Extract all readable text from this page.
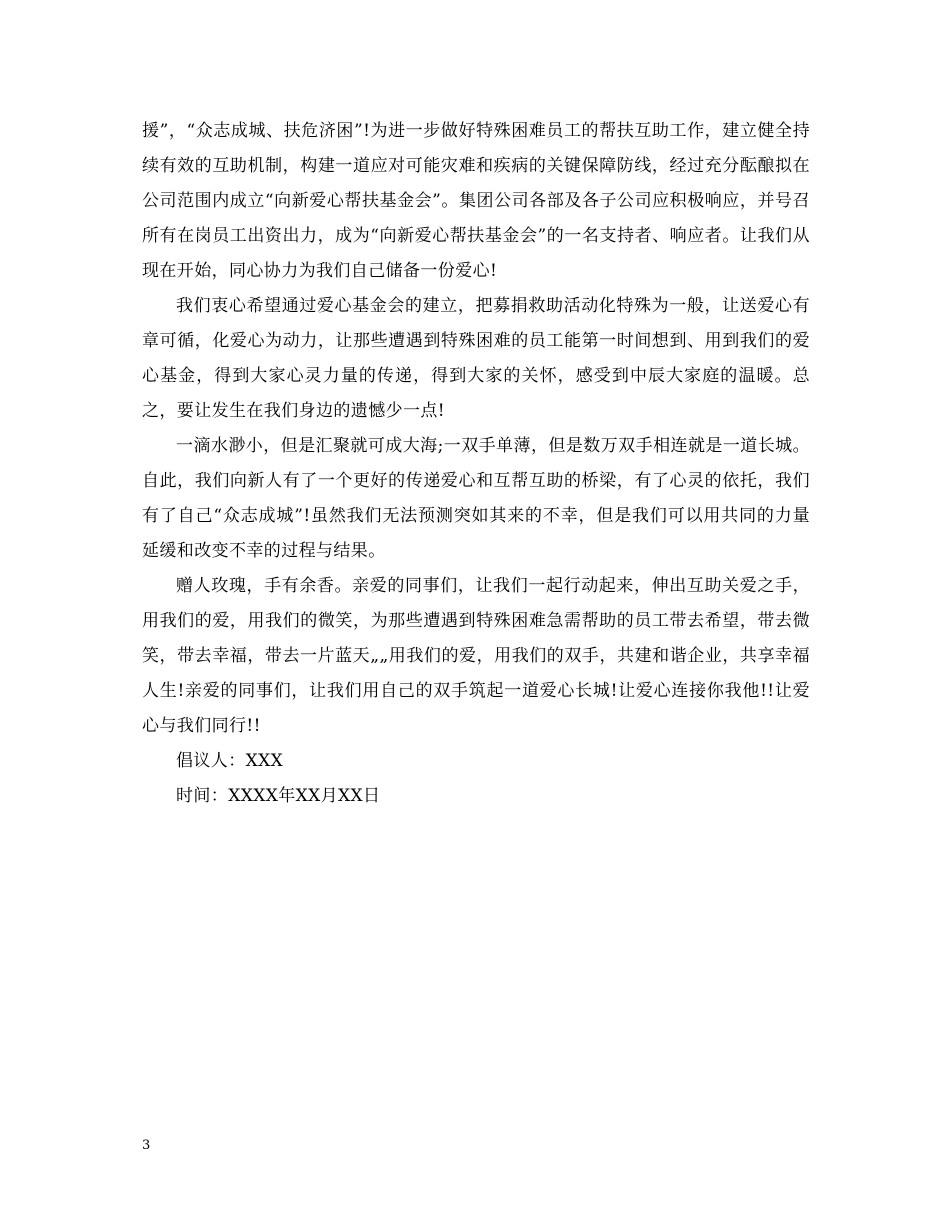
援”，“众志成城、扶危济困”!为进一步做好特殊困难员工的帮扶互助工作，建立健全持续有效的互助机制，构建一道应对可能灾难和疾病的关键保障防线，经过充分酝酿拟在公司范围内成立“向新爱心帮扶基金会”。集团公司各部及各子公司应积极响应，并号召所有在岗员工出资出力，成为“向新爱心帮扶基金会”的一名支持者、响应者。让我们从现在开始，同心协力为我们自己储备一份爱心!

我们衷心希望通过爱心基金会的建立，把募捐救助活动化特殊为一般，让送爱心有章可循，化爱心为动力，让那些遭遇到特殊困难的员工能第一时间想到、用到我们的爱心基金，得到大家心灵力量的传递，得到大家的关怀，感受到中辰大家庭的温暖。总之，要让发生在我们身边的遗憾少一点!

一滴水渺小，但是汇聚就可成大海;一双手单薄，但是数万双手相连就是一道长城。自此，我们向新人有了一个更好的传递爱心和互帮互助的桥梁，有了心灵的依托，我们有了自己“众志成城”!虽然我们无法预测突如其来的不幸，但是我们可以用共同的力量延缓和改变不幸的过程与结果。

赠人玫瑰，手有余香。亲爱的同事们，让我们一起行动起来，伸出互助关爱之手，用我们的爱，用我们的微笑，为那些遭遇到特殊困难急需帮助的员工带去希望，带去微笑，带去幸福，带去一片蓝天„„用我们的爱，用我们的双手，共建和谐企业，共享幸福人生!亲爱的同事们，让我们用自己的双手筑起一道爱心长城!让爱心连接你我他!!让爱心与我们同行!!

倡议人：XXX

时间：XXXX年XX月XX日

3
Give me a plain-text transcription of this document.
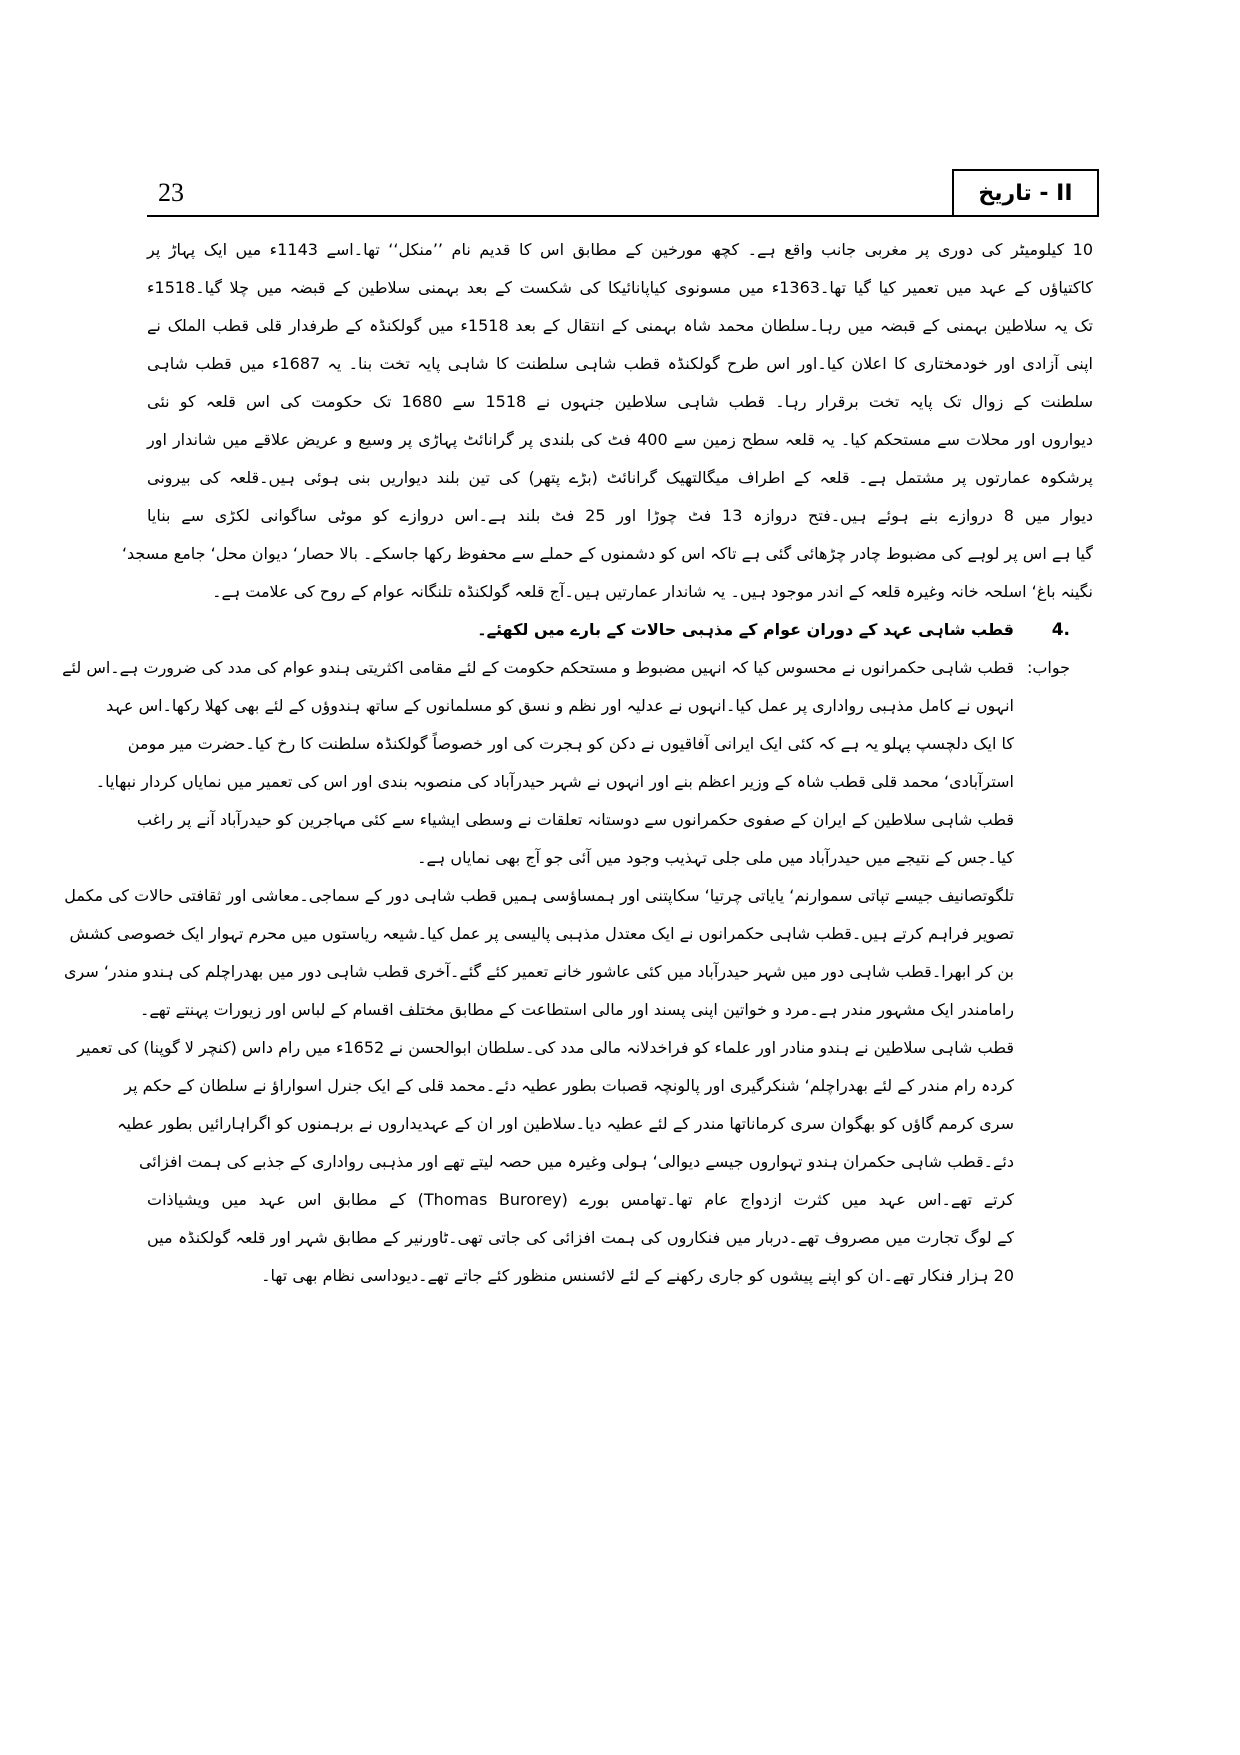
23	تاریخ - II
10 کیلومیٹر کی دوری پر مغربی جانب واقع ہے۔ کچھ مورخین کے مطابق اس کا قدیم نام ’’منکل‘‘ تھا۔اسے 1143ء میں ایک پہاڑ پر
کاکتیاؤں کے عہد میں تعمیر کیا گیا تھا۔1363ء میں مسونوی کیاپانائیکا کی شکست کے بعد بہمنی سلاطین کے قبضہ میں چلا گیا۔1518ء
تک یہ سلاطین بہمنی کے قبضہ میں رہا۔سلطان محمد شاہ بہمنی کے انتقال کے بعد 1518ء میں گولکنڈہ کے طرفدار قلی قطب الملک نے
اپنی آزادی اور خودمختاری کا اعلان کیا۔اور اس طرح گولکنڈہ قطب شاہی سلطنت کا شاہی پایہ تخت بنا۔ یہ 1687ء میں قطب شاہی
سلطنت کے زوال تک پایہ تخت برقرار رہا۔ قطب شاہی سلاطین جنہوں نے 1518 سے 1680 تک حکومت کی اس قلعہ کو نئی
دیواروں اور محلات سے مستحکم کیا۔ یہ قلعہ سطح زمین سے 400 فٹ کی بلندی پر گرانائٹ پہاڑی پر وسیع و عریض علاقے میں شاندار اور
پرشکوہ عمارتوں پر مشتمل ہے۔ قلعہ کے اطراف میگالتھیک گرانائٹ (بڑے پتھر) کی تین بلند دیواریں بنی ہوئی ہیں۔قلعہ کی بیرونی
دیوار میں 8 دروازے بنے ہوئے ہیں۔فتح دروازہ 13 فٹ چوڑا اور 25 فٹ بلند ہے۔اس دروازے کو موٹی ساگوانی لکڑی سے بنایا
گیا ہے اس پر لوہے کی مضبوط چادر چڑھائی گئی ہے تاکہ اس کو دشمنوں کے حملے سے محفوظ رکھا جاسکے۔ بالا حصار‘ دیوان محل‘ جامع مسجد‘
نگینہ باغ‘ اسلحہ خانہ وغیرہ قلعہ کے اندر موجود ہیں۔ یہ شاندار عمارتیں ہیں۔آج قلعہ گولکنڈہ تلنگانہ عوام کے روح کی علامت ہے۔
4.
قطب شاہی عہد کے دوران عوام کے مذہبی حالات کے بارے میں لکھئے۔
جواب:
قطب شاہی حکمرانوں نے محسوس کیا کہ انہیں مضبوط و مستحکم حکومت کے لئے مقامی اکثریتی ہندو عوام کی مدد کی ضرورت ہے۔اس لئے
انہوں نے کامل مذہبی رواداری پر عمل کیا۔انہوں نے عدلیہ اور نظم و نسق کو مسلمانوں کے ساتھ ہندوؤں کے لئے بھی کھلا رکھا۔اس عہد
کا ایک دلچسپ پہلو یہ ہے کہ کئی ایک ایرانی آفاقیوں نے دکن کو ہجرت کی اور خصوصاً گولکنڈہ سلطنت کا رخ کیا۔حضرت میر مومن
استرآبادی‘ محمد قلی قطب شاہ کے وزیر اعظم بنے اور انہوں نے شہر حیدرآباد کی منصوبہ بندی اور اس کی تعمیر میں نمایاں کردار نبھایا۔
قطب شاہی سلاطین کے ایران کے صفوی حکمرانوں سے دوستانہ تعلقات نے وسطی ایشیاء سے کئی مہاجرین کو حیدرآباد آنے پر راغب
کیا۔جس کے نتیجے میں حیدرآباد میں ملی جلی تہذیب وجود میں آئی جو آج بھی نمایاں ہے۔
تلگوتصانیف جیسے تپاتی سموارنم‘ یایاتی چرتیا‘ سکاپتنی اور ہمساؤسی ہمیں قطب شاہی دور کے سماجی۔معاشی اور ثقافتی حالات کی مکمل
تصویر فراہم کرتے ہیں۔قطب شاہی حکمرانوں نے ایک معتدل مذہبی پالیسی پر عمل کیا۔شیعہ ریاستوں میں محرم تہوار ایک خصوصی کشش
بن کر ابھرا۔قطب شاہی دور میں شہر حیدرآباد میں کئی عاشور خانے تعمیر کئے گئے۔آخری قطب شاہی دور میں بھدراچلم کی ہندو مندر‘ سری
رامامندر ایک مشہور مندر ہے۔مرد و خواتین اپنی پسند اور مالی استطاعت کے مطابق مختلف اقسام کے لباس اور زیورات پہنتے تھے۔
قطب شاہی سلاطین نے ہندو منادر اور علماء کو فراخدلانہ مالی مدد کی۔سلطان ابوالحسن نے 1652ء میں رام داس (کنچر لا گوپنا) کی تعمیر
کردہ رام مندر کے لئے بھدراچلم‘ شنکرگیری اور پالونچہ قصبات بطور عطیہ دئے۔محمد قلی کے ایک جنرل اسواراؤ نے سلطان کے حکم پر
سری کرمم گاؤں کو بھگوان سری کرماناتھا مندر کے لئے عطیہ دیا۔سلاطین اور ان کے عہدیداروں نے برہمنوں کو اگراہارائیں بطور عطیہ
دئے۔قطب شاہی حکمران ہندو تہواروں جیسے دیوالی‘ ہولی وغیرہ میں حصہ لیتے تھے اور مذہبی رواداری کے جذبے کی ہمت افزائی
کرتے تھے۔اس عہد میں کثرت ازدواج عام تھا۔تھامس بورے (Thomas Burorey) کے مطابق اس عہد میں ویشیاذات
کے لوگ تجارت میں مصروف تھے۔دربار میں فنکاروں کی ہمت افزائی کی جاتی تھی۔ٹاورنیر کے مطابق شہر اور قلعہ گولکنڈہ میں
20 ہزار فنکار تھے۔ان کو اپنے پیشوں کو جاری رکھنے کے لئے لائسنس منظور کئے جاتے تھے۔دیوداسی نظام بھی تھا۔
□ □ □ □ □ □ □
■ **What to do**
Give back each entry exactly as it appears, with no pictures.

■ **Solution to this problem**
Extract all readable text from this page.
援”，“众志成城、扶危济困”!为进一步做好特殊困难员工的帮扶互助工作，建立健全持续有效的互助机制，构建一道应对可能灾难和疾病的关键保障防线，经过充分酝酿拟在公司范围内成立“向新爱心帮扶基金会”。集团公司各部及各子公司应积极响应，并号召所有在岗员工出资出力，成为“向新爱心帮扶基金会”的一名支持者、响应者。让我们从现在开始，同心协力为我们自己储备一份爱心!

我们衷心希望通过爱心基金会的建立，把募捐救助活动化特殊为一般，让送爱心有章可循，化爱心为动力，让那些遭遇到特殊困难的员工能第一时间想到、用到我们的爱心基金，得到大家心灵力量的传递，得到大家的关怀，感受到中辰大家庭的温暖。总之，要让发生在我们身边的遗憾少一点!

一滴水渺小，但是汇聚就可成大海;一双手单薄，但是数万双手相连就是一道长城。自此，我们向新人有了一个更好的传递爱心和互帮互助的桥梁，有了心灵的依托，我们有了自己“众志成城”!虽然我们无法预测突如其来的不幸，但是我们可以用共同的力量延缓和改变不幸的过程与结果。

赠人玫瑰，手有余香。亲爱的同事们，让我们一起行动起来，伸出互助关爱之手，用我们的爱，用我们的微笑，为那些遭遇到特殊困难急需帮助的员工带去希望，带去微笑，带去幸福，带去一片蓝天„„用我们的爱，用我们的双手，共建和谐企业，共享幸福人生!亲爱的同事们，让我们用自己的双手筑起一道爱心长城!让爱心连接你我他!!让爱心与我们同行!!

倡议人：XXX

时间：XXXX年XX月XX日

3
Give me a plain-text transcription of this document.
23	تاریخ - II
10 کیلومیٹر کی دوری پر مغربی جانب واقع ہے۔ کچھ مورخین کے مطابق اس کا قدیم نام ’’منکل‘‘ تھا۔اسے 1143ء میں ایک پہاڑ پر
کاکتیاؤں کے عہد میں تعمیر کیا گیا تھا۔1363ء میں مسونوی کیاپانائیکا کی شکست کے بعد بہمنی سلاطین کے قبضہ میں چلا گیا۔1518ء
تک یہ سلاطین بہمنی کے قبضہ میں رہا۔سلطان محمد شاہ بہمنی کے انتقال کے بعد 1518ء میں گولکنڈہ کے طرفدار قلی قطب الملک نے
اپنی آزادی اور خودمختاری کا اعلان کیا۔اور اس طرح گولکنڈہ قطب شاہی سلطنت کا شاہی پایہ تخت بنا۔ یہ 1687ء میں قطب شاہی
سلطنت کے زوال تک پایہ تخت برقرار رہا۔ قطب شاہی سلاطین جنہوں نے 1518 سے 1680 تک حکومت کی اس قلعہ کو نئی
دیواروں اور محلات سے مستحکم کیا۔ یہ قلعہ سطح زمین سے 400 فٹ کی بلندی پر گرانائٹ پہاڑی پر وسیع و عریض علاقے میں شاندار اور
پرشکوہ عمارتوں پر مشتمل ہے۔ قلعہ کے اطراف میگالتھیک گرانائٹ (بڑے پتھر) کی تین بلند دیواریں بنی ہوئی ہیں۔قلعہ کی بیرونی
دیوار میں 8 دروازے بنے ہوئے ہیں۔فتح دروازہ 13 فٹ چوڑا اور 25 فٹ بلند ہے۔اس دروازے کو موٹی ساگوانی لکڑی سے بنایا
گیا ہے اس پر لوہے کی مضبوط چادر چڑھائی گئی ہے تاکہ اس کو دشمنوں کے حملے سے محفوظ رکھا جاسکے۔ بالا حصار‘ دیوان محل‘ جامع مسجد‘
نگینہ باغ‘ اسلحہ خانہ وغیرہ قلعہ کے اندر موجود ہیں۔ یہ شاندار عمارتیں ہیں۔آج قلعہ گولکنڈہ تلنگانہ عوام کے روح کی علامت ہے۔
4.
قطب شاہی عہد کے دوران عوام کے مذہبی حالات کے بارے میں لکھئے۔
جواب:
قطب شاہی حکمرانوں نے محسوس کیا کہ انہیں مضبوط و مستحکم حکومت کے لئے مقامی اکثریتی ہندو عوام کی مدد کی ضرورت ہے۔اس لئے
انہوں نے کامل مذہبی رواداری پر عمل کیا۔انہوں نے عدلیہ اور نظم و نسق کو مسلمانوں کے ساتھ ہندوؤں کے لئے بھی کھلا رکھا۔اس عہد
کا ایک دلچسپ پہلو یہ ہے کہ کئی ایک ایرانی آفاقیوں نے دکن کو ہجرت کی اور خصوصاً گولکنڈہ سلطنت کا رخ کیا۔حضرت میر مومن
استرآبادی‘ محمد قلی قطب شاہ کے وزیر اعظم بنے اور انہوں نے شہر حیدرآباد کی منصوبہ بندی اور اس کی تعمیر میں نمایاں کردار نبھایا۔
قطب شاہی سلاطین کے ایران کے صفوی حکمرانوں سے دوستانہ تعلقات نے وسطی ایشیاء سے کئی مہاجرین کو حیدرآباد آنے پر راغب
کیا۔جس کے نتیجے میں حیدرآباد میں ملی جلی تہذیب وجود میں آئی جو آج بھی نمایاں ہے۔
تلگوتصانیف جیسے تپاتی سموارنم‘ یایاتی چرتیا‘ سکاپتنی اور ہمساؤسی ہمیں قطب شاہی دور کے سماجی۔معاشی اور ثقافتی حالات کی مکمل
تصویر فراہم کرتے ہیں۔قطب شاہی حکمرانوں نے ایک معتدل مذہبی پالیسی پر عمل کیا۔شیعہ ریاستوں میں محرم تہوار ایک خصوصی کشش
بن کر ابھرا۔قطب شاہی دور میں شہر حیدرآباد میں کئی عاشور خانے تعمیر کئے گئے۔آخری قطب شاہی دور میں بھدراچلم کی ہندو مندر‘ سری
رامامندر ایک مشہور مندر ہے۔مرد و خواتین اپنی پسند اور مالی استطاعت کے مطابق مختلف اقسام کے لباس اور زیورات پہنتے تھے۔
قطب شاہی سلاطین نے ہندو منادر اور علماء کو فراخدلانہ مالی مدد کی۔سلطان ابوالحسن نے 1652ء میں رام داس (کنچر لا گوپنا) کی تعمیر
کردہ رام مندر کے لئے بھدراچلم‘ شنکرگیری اور پالونچہ قصبات بطور عطیہ دئے۔محمد قلی کے ایک جنرل اسواراؤ نے سلطان کے حکم پر
سری کرمم گاؤں کو بھگوان سری کرماناتھا مندر کے لئے عطیہ دیا۔سلاطین اور ان کے عہدیداروں نے برہمنوں کو اگراہارائیں بطور عطیہ
دئے۔قطب شاہی حکمران ہندو تہواروں جیسے دیوالی‘ ہولی وغیرہ میں حصہ لیتے تھے اور مذہبی رواداری کے جذبے کی ہمت افزائی
کرتے تھے۔اس عہد میں کثرت ازدواج عام تھا۔تھامس بورے (Thomas Burorey) کے مطابق اس عہد میں ویشیاذات
کے لوگ تجارت میں مصروف تھے۔دربار میں فنکاروں کی ہمت افزائی کی جاتی تھی۔ٹاورنیر کے مطابق شہر اور قلعہ گولکنڈہ میں
20 ہزار فنکار تھے۔ان کو اپنے پیشوں کو جاری رکھنے کے لئے لائسنس منظور کئے جاتے تھے۔دیوداسی نظام بھی تھا۔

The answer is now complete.